>>>>

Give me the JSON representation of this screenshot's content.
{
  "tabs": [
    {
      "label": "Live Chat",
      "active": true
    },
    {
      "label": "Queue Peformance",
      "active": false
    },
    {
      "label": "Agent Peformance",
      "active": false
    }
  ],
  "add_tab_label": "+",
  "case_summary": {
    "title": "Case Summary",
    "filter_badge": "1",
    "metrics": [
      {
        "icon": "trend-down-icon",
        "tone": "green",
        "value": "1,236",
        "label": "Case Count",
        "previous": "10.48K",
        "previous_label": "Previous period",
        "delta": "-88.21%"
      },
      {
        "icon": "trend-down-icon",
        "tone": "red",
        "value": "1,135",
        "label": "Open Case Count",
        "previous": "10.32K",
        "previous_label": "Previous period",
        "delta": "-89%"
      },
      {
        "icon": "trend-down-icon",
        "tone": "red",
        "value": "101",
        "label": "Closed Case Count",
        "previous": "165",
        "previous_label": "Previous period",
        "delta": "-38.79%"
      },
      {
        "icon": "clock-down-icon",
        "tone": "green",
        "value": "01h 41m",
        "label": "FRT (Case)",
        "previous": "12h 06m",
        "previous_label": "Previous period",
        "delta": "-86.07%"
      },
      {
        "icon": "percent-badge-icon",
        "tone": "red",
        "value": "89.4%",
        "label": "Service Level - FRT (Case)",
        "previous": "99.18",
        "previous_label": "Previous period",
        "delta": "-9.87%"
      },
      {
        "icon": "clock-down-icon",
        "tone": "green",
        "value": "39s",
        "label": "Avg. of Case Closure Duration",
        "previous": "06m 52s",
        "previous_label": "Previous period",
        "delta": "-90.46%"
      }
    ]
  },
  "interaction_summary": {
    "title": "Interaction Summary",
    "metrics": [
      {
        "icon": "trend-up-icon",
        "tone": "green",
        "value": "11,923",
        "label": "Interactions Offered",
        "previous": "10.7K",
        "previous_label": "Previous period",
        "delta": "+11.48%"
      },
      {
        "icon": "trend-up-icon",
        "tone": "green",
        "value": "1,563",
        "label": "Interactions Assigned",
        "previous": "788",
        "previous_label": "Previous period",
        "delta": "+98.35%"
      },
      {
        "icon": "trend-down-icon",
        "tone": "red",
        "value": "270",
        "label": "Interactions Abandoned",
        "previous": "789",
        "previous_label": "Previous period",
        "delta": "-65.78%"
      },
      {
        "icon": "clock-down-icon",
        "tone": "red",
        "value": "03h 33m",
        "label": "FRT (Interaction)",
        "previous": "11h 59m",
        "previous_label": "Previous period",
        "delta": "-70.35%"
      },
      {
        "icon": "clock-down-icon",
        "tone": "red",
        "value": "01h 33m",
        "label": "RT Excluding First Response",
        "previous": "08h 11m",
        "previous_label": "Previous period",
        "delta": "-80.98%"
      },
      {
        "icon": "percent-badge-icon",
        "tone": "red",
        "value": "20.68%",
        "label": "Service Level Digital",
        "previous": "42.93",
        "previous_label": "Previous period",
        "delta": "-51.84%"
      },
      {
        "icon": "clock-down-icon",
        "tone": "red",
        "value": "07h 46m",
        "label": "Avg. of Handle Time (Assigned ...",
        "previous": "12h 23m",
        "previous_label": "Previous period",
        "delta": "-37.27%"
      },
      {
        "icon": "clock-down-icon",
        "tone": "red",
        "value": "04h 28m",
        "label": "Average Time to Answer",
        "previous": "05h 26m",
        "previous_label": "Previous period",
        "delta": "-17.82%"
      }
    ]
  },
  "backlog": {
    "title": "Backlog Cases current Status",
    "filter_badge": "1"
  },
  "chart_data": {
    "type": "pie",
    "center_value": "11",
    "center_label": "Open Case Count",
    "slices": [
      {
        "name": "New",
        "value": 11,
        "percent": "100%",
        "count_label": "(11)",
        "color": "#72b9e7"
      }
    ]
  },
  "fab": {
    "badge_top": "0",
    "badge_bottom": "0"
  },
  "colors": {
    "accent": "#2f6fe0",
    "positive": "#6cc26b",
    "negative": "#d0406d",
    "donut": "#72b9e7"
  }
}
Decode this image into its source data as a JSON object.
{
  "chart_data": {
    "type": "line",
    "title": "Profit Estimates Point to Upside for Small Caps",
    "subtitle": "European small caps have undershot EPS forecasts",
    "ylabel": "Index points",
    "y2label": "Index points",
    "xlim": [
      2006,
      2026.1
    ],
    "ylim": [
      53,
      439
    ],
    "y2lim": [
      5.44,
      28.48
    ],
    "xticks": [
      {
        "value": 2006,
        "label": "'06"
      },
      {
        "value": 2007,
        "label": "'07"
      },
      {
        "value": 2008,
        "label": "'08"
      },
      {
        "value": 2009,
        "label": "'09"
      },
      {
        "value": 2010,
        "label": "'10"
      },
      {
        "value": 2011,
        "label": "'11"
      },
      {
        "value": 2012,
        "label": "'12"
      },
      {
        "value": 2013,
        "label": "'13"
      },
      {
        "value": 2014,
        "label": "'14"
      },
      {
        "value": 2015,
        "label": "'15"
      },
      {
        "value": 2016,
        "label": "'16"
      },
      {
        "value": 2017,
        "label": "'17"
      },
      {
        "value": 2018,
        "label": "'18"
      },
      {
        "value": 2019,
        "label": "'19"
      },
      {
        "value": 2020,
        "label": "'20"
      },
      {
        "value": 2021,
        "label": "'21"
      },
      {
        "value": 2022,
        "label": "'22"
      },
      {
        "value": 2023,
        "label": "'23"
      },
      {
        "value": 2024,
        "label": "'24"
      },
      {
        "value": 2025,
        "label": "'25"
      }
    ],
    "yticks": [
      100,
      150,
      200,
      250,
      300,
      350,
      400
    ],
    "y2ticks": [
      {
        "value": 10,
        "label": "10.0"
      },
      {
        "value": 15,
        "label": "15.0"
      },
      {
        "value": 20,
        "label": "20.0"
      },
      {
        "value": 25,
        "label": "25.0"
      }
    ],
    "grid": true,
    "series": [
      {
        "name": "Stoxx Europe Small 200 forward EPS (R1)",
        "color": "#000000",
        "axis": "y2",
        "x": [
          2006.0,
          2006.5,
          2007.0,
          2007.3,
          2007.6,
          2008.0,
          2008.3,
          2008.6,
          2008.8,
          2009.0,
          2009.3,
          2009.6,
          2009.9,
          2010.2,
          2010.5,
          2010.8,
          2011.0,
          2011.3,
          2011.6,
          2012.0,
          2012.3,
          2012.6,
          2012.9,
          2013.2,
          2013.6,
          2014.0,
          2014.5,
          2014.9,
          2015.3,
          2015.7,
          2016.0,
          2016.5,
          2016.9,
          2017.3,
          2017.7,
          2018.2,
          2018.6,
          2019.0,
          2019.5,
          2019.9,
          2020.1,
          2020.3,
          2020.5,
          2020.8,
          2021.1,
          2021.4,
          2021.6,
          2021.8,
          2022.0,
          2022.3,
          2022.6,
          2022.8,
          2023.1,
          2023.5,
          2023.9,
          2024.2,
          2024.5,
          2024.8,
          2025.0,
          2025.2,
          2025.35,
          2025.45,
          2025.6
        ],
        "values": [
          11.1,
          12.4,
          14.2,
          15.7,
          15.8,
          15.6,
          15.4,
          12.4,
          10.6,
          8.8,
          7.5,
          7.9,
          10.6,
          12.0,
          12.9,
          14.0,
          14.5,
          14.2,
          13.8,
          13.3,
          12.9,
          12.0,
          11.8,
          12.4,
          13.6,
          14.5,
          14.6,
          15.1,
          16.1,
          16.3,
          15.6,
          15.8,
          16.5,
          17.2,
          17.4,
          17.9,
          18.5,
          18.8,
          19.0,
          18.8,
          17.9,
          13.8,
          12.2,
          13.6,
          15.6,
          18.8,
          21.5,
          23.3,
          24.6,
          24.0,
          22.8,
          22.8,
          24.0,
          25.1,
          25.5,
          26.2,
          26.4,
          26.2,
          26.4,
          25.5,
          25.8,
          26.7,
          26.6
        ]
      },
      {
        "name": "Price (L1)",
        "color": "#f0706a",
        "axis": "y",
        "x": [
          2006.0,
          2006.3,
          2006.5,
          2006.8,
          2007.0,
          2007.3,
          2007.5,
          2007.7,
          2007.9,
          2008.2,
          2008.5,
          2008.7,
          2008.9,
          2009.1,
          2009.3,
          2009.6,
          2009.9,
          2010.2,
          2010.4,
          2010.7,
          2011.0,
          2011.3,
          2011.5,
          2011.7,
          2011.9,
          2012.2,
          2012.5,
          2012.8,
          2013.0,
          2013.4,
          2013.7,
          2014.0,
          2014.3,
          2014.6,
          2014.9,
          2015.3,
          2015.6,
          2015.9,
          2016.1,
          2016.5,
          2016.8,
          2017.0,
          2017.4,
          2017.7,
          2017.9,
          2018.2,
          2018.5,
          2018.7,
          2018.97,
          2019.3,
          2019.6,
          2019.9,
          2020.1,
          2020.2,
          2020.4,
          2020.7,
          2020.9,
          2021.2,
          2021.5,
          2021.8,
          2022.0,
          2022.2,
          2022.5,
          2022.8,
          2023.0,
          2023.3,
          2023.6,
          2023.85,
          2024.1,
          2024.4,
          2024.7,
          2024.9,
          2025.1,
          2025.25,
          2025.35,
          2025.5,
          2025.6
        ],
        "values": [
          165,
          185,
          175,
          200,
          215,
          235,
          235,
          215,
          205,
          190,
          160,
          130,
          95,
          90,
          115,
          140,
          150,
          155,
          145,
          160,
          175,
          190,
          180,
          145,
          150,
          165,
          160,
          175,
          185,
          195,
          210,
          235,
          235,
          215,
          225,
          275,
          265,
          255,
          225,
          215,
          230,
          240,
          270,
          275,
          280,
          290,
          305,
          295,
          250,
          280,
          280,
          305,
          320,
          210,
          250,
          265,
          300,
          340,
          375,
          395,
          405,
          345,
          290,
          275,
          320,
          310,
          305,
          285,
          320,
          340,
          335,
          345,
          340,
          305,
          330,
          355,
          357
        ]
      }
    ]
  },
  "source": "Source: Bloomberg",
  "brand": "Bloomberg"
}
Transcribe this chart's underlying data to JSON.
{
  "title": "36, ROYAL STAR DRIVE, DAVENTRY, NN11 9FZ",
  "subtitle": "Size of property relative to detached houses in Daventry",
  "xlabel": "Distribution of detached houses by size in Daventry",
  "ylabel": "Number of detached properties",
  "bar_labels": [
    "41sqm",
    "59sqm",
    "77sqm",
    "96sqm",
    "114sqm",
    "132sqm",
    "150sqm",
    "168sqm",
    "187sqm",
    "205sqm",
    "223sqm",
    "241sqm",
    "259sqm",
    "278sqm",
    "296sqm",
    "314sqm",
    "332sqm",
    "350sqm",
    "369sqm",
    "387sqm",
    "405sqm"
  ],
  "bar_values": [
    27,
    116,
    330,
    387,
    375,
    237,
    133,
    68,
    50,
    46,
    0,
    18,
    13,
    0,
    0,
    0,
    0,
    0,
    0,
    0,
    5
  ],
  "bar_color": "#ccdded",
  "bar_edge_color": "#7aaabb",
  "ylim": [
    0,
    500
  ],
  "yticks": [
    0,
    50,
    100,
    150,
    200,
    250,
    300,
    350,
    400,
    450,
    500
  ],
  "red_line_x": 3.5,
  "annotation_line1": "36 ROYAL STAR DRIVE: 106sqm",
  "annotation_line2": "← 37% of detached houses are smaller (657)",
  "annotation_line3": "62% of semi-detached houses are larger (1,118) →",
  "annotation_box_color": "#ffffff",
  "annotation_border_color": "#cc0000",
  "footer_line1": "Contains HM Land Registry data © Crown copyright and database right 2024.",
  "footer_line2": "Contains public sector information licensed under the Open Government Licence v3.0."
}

<<<<

#### Given task
Starting with the line that contains "Transcribe this chart's", return each line through the last one of the data above, exactly as written and nothing more.

#### Written solution
Transcribe this chart's underlying data to JSON.
{
  "title": "36, ROYAL STAR DRIVE, DAVENTRY, NN11 9FZ",
  "subtitle": "Size of property relative to detached houses in Daventry",
  "xlabel": "Distribution of detached houses by size in Daventry",
  "ylabel": "Number of detached properties",
  "bar_labels": [
    "41sqm",
    "59sqm",
    "77sqm",
    "96sqm",
    "114sqm",
    "132sqm",
    "150sqm",
    "168sqm",
    "187sqm",
    "205sqm",
    "223sqm",
    "241sqm",
    "259sqm",
    "278sqm",
    "296sqm",
    "314sqm",
    "332sqm",
    "350sqm",
    "369sqm",
    "387sqm",
    "405sqm"
  ],
  "bar_values": [
    27,
    116,
    330,
    387,
    375,
    237,
    133,
    68,
    50,
    46,
    0,
    18,
    13,
    0,
    0,
    0,
    0,
    0,
    0,
    0,
    5
  ],
  "bar_color": "#ccdded",
  "bar_edge_color": "#7aaabb",
  "ylim": [
    0,
    500
  ],
  "yticks": [
    0,
    50,
    100,
    150,
    200,
    250,
    300,
    350,
    400,
    450,
    500
  ],
  "red_line_x": 3.5,
  "annotation_line1": "36 ROYAL STAR DRIVE: 106sqm",
  "annotation_line2": "← 37% of detached houses are smaller (657)",
  "annotation_line3": "62% of semi-detached houses are larger (1,118) →",
  "annotation_box_color": "#ffffff",
  "annotation_border_color": "#cc0000",
  "footer_line1": "Contains HM Land Registry data © Crown copyright and database right 2024.",
  "footer_line2": "Contains public sector information licensed under the Open Government Licence v3.0."
}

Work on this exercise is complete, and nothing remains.